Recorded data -
····················

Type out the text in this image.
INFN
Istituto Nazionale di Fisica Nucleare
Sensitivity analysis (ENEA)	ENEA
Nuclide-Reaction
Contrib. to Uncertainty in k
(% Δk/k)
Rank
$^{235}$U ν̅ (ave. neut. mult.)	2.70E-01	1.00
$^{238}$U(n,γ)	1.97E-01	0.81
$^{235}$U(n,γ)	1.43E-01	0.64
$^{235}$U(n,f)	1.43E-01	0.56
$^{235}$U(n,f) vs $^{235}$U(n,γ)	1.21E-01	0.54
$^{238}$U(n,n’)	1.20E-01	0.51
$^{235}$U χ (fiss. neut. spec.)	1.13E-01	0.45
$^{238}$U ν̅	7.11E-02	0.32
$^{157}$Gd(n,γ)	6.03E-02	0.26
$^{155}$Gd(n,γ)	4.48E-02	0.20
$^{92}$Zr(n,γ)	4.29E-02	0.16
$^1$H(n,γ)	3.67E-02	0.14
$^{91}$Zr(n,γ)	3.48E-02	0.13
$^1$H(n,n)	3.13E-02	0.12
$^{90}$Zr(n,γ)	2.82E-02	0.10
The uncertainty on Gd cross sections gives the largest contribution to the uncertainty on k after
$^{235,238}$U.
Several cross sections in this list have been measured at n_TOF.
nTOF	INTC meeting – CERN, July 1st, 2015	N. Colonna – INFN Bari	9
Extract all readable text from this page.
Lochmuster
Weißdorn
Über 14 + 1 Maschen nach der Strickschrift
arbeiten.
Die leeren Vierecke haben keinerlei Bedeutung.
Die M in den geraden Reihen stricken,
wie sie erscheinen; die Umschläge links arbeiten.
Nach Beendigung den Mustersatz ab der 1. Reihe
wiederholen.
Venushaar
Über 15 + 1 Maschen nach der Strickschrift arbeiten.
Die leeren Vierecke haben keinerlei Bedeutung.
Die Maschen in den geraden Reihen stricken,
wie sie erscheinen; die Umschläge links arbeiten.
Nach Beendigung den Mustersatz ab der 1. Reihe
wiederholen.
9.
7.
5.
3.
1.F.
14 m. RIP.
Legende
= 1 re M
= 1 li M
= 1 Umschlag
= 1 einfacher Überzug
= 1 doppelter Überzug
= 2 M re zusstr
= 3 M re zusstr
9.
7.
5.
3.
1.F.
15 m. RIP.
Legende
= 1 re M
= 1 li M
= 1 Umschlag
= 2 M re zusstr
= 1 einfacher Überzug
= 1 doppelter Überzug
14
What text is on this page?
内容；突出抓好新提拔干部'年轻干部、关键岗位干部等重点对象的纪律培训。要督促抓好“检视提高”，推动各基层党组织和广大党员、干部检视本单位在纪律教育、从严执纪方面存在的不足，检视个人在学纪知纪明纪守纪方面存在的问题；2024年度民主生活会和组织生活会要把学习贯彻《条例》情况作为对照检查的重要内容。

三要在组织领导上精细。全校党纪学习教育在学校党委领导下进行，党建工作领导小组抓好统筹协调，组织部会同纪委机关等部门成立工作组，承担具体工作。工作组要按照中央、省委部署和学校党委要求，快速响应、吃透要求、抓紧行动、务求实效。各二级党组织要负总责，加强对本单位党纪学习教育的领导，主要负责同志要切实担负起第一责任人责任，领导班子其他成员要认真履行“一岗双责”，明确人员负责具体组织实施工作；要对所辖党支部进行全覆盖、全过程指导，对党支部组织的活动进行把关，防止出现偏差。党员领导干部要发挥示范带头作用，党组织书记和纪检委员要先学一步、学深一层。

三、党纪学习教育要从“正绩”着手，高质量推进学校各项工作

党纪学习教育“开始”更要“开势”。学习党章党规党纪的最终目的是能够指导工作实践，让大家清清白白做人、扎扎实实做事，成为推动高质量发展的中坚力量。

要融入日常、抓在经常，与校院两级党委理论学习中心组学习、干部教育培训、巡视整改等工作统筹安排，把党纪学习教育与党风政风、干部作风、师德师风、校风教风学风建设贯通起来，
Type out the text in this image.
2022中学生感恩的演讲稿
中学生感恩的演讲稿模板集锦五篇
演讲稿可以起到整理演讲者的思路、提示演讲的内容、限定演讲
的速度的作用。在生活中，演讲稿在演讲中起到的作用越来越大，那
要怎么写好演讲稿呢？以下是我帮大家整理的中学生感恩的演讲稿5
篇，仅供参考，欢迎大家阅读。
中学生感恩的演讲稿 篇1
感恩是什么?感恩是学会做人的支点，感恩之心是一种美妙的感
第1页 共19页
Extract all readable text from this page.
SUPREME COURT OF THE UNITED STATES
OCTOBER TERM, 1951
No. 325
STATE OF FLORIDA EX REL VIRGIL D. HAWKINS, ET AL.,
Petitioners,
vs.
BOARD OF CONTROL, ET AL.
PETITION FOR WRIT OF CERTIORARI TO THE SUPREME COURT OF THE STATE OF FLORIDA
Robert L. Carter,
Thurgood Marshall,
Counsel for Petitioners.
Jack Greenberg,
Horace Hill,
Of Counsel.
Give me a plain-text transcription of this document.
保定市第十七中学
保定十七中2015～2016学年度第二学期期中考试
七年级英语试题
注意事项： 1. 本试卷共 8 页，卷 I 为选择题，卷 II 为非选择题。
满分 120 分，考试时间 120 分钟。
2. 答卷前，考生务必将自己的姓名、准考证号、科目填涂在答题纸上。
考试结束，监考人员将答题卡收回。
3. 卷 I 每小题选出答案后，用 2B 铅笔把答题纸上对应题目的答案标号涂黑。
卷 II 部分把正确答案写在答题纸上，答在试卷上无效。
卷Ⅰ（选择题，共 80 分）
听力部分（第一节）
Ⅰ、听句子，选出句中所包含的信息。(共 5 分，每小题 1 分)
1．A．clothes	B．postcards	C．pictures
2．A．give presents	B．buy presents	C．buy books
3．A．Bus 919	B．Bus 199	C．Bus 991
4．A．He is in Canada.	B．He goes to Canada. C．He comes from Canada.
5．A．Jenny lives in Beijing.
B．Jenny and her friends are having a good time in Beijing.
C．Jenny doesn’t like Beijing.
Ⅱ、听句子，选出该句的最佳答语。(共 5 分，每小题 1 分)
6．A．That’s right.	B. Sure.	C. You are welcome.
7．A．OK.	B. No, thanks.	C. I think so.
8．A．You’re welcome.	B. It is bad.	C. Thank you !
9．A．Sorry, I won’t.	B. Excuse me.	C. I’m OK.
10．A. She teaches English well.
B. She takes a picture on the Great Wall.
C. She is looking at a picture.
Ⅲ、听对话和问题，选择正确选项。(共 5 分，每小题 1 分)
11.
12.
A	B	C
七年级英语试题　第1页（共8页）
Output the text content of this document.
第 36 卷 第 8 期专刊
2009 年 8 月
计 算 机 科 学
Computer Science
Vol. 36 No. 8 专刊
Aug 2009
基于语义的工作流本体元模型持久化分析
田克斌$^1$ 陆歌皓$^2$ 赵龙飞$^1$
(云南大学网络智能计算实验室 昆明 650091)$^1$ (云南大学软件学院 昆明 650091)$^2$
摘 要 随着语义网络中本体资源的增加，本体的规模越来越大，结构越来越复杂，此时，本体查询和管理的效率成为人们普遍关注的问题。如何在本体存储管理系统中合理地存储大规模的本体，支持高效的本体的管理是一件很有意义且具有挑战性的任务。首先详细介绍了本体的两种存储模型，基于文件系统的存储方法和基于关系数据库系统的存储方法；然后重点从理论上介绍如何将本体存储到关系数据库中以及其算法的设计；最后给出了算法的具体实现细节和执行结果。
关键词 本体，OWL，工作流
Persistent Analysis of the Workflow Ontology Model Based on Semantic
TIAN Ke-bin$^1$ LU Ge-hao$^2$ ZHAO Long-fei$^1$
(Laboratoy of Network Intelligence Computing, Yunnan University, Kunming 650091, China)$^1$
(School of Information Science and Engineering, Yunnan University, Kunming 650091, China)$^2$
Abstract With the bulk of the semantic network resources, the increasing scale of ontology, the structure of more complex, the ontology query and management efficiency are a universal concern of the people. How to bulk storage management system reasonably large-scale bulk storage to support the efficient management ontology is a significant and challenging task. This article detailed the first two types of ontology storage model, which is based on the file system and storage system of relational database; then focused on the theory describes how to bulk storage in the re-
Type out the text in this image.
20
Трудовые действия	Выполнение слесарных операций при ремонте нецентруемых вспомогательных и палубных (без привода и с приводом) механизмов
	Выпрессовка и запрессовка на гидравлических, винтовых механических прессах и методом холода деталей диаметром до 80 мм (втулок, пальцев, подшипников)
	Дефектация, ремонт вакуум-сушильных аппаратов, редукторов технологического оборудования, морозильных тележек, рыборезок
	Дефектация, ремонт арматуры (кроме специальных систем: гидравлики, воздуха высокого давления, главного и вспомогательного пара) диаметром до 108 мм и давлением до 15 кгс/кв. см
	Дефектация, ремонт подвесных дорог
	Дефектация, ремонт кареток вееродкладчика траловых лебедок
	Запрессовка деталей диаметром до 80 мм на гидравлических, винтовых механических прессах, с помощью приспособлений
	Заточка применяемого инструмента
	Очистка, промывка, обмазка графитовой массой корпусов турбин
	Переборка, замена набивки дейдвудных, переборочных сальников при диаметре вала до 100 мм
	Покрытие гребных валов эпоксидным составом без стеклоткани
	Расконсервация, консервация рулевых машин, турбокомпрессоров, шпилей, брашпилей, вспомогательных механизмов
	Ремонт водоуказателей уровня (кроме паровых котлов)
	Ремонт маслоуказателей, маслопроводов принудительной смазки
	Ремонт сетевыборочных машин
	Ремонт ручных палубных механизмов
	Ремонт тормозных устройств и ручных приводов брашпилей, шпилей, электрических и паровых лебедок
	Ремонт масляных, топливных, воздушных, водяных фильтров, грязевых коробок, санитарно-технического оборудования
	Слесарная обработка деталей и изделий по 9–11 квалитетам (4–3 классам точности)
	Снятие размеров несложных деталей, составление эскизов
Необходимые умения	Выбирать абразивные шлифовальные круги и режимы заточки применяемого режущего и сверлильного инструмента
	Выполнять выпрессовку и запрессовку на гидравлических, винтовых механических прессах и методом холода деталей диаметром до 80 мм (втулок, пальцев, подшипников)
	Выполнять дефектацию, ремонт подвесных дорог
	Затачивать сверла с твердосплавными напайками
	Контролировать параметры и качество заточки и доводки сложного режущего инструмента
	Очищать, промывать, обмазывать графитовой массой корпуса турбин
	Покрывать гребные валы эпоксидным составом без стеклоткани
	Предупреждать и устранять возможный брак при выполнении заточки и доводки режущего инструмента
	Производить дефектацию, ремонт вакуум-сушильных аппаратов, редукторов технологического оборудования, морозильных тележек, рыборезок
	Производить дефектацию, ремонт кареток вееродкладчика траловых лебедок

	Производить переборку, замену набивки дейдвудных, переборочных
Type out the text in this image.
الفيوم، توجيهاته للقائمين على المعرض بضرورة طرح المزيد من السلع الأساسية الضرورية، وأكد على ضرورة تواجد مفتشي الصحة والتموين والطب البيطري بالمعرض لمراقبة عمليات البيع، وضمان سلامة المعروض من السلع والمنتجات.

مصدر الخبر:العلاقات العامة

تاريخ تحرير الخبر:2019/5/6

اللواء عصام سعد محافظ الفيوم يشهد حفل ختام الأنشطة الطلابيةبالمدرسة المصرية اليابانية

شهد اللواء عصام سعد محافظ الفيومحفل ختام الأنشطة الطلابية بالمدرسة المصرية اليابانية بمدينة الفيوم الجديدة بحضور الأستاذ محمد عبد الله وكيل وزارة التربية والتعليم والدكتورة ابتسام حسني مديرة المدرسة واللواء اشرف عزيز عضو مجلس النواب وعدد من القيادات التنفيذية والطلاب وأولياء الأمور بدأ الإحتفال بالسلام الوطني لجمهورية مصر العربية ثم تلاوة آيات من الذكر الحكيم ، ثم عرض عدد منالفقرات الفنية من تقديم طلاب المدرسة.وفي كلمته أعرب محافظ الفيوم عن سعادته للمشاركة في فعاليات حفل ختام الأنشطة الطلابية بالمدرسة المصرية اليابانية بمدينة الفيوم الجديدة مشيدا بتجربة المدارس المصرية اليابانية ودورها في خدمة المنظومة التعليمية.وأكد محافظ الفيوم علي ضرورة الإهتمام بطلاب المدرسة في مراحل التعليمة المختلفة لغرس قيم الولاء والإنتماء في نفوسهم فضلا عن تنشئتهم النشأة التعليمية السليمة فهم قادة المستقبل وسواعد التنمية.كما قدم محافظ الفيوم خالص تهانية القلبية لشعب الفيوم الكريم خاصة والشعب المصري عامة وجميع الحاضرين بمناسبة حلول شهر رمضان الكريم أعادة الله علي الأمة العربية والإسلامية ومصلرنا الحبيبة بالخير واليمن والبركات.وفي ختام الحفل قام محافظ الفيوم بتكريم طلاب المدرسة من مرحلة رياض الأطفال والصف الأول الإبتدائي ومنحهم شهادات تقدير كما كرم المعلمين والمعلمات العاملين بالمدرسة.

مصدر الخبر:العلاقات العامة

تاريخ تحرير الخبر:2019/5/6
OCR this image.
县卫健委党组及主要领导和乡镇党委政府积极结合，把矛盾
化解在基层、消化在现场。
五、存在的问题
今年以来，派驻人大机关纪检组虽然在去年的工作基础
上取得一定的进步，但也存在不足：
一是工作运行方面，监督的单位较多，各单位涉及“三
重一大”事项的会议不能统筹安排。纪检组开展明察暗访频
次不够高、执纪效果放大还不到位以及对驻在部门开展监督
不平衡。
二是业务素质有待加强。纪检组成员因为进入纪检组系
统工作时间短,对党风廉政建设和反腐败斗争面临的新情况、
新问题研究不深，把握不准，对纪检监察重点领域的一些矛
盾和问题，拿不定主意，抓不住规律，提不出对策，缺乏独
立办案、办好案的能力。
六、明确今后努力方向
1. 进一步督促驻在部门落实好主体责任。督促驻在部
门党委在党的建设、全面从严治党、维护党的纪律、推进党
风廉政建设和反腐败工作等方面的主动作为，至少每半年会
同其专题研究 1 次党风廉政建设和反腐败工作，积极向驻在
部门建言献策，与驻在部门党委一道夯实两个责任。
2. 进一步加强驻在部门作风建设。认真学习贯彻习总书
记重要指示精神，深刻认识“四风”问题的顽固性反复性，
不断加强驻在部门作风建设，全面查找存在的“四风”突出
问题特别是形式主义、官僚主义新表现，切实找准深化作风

····················

Task prompt - Gather each line in the data that holds the string "ختام".

Exercise answer -
اللواء عصام سعد محافظ الفيوم يشهد حفل ختام الأنشطة الطلابيةبالمدرسة المصرية اليابانية
شهد اللواء عصام سعد محافظ الفيومحفل ختام الأنشطة الطلابية بالمدرسة المصرية اليابانية بمدينة الفيوم الجديدة بحضور الأستاذ محمد عبد الله وكيل وزارة التربية والتعليم والدكتورة ابتسام حسني مديرة المدرسة واللواء اشرف عزيز عضو مجلس النواب وعدد من القيادات التنفيذية والطلاب وأولياء الأمور بدأ الإحتفال بالسلام الوطني لجمهورية مصر العربية ثم تلاوة آيات من الذكر الحكيم ، ثم عرض عدد منالفقرات الفنية من تقديم طلاب المدرسة.وفي كلمته أعرب محافظ الفيوم عن سعادته للمشاركة في فعاليات حفل ختام الأنشطة الطلابية بالمدرسة المصرية اليابانية بمدينة الفيوم الجديدة مشيدا بتجربة المدارس المصرية اليابانية ودورها في خدمة المنظومة التعليمية.وأكد محافظ الفيوم علي ضرورة الإهتمام بطلاب المدرسة في مراحل التعليمة المختلفة لغرس قيم الولاء والإنتماء في نفوسهم فضلا عن تنشئتهم النشأة التعليمية السليمة فهم قادة المستقبل وسواعد التنمية.كما قدم محافظ الفيوم خالص تهانية القلبية لشعب الفيوم الكريم خاصة والشعب المصري عامة وجميع الحاضرين بمناسبة حلول شهر رمضان الكريم أعادة الله علي الأمة العربية والإسلامية ومصلرنا الحبيبة بالخير واليمن والبركات.وفي ختام الحفل قام محافظ الفيوم بتكريم طلاب المدرسة من مرحلة رياض الأطفال والصف الأول الإبتدائي ومنحهم شهادات تقدير كما كرم المعلمين والمعلمات العاملين بالمدرسة.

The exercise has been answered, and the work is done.